** Given instruction **
Among the lines of this listing, determine how many contain the string "Истекает". Answer with the number only.

** BEGIN Given records **

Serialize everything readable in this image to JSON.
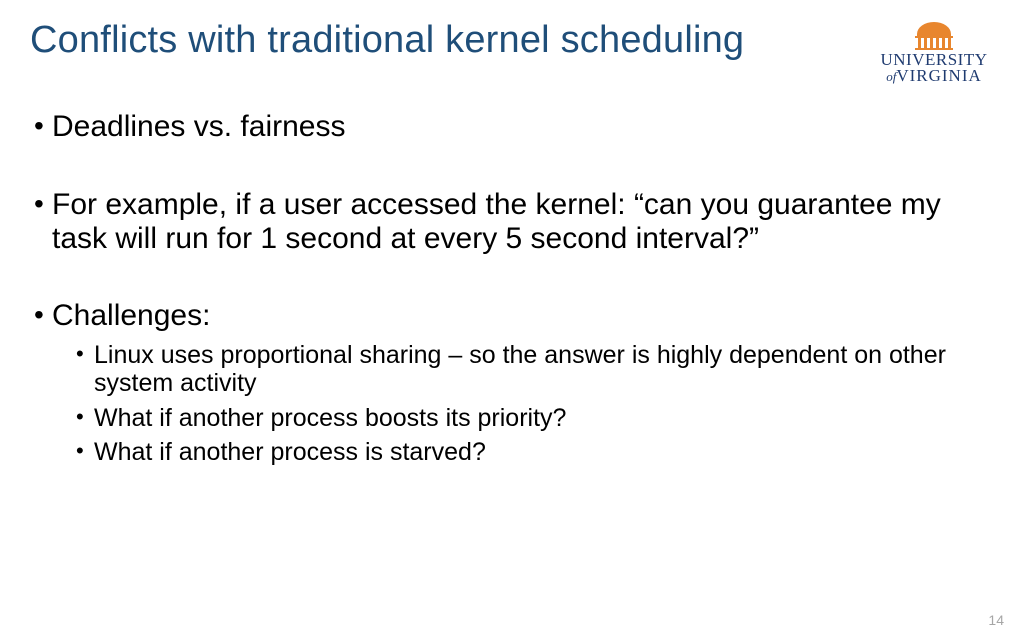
{
  "title": "Conflicts with traditional kernel scheduling",
  "logo": {
    "alt": "University of Virginia",
    "line1": "UNIVERSITY",
    "of": "of",
    "line2": "VIRGINIA"
  },
  "bullets": {
    "b1": "Deadlines vs. fairness",
    "b2": "For example, if a user accessed the kernel: “can you guarantee my task will run for 1 second at every 5 second interval?”",
    "b3": "Challenges:",
    "sub": {
      "s1": "Linux uses proportional sharing – so the answer is highly dependent on other system activity",
      "s2": "What if another process boosts its priority?",
      "s3": "What if another process is starved?"
    }
  },
  "page_number": "14"
}
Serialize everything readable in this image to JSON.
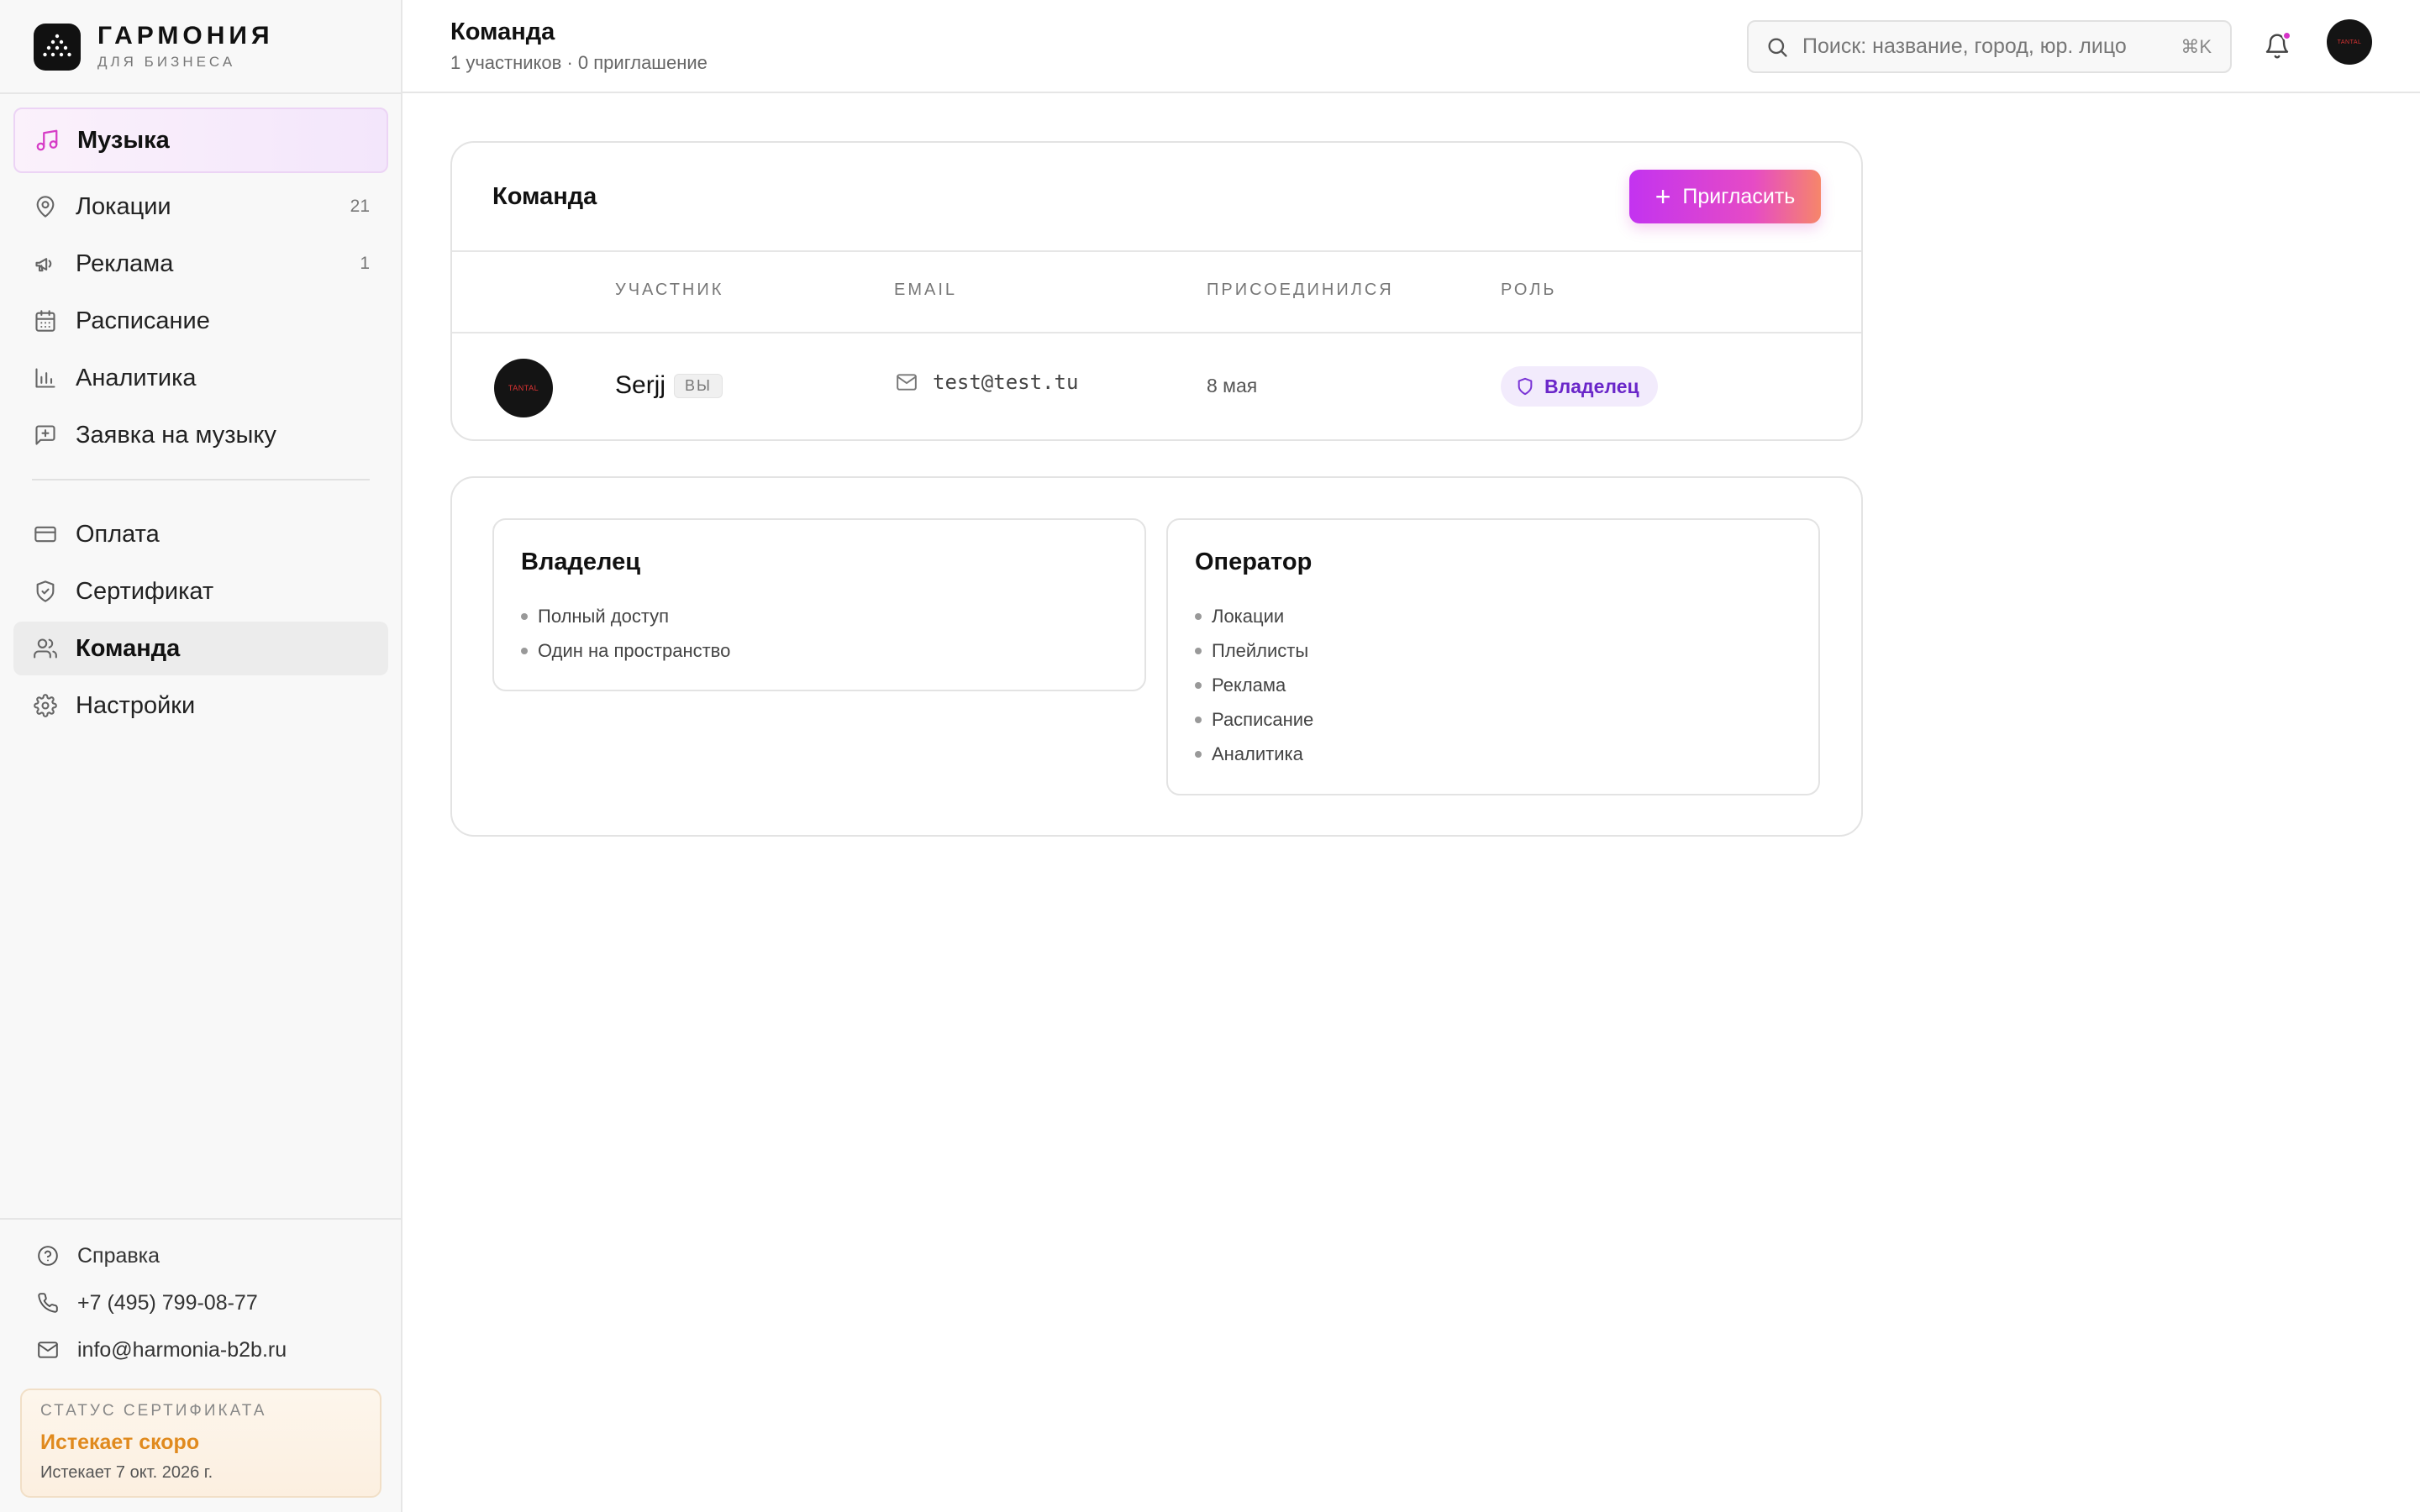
{
  "brand": {
    "title": "ГАРМОНИЯ",
    "subtitle": "ДЛЯ БИЗНЕСА"
  },
  "sidebar": {
    "music": {
      "label": "Музыка",
      "icon": "music-note-icon"
    },
    "main_items": [
      {
        "label": "Локации",
        "count": "21",
        "icon": "map-pin-icon"
      },
      {
        "label": "Реклама",
        "count": "1",
        "icon": "megaphone-icon"
      },
      {
        "label": "Расписание",
        "count": "",
        "icon": "calendar-icon"
      },
      {
        "label": "Аналитика",
        "count": "",
        "icon": "bar-chart-icon"
      },
      {
        "label": "Заявка на музыку",
        "count": "",
        "icon": "message-plus-icon"
      }
    ],
    "secondary_items": [
      {
        "label": "Оплата",
        "icon": "credit-card-icon"
      },
      {
        "label": "Сертификат",
        "icon": "shield-check-icon"
      },
      {
        "label": "Команда",
        "icon": "users-icon",
        "active": true
      },
      {
        "label": "Настройки",
        "icon": "gear-icon"
      }
    ],
    "footer": {
      "help": "Справка",
      "phone": "+7 (495) 799-08-77",
      "email": "info@harmonia-b2b.ru"
    },
    "certificate": {
      "heading": "СТАТУС СЕРТИФИКАТА",
      "status": "Истекает скоро",
      "expires": "Истекает 7 окт. 2026 г."
    }
  },
  "header": {
    "title": "Команда",
    "subtitle": "1 участников · 0 приглашение",
    "search_placeholder": "Поиск: название, город, юр. лицо",
    "search_shortcut": "⌘K",
    "avatar_text": "TANTAL"
  },
  "team": {
    "title": "Команда",
    "invite_label": "Пригласить",
    "columns": [
      "УЧАСТНИК",
      "EMAIL",
      "ПРИСОЕДИНИЛСЯ",
      "РОЛЬ"
    ],
    "members": [
      {
        "name": "Serjj",
        "badge": "ВЫ",
        "email": "test@test.tu",
        "joined": "8 мая",
        "role": "Владелец",
        "avatar_text": "TANTAL"
      }
    ]
  },
  "roles": [
    {
      "title": "Владелец",
      "permissions": [
        "Полный доступ",
        "Один на пространство"
      ]
    },
    {
      "title": "Оператор",
      "permissions": [
        "Локации",
        "Плейлисты",
        "Реклама",
        "Расписание",
        "Аналитика"
      ]
    }
  ],
  "colors": {
    "accent": "#d63cc6",
    "invite_gradient_start": "#c333f0",
    "invite_gradient_end": "#f6866a",
    "role_text": "#6a26c9",
    "cert_status": "#e08a1e"
  }
}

** END Given records **

** Worked solution **
2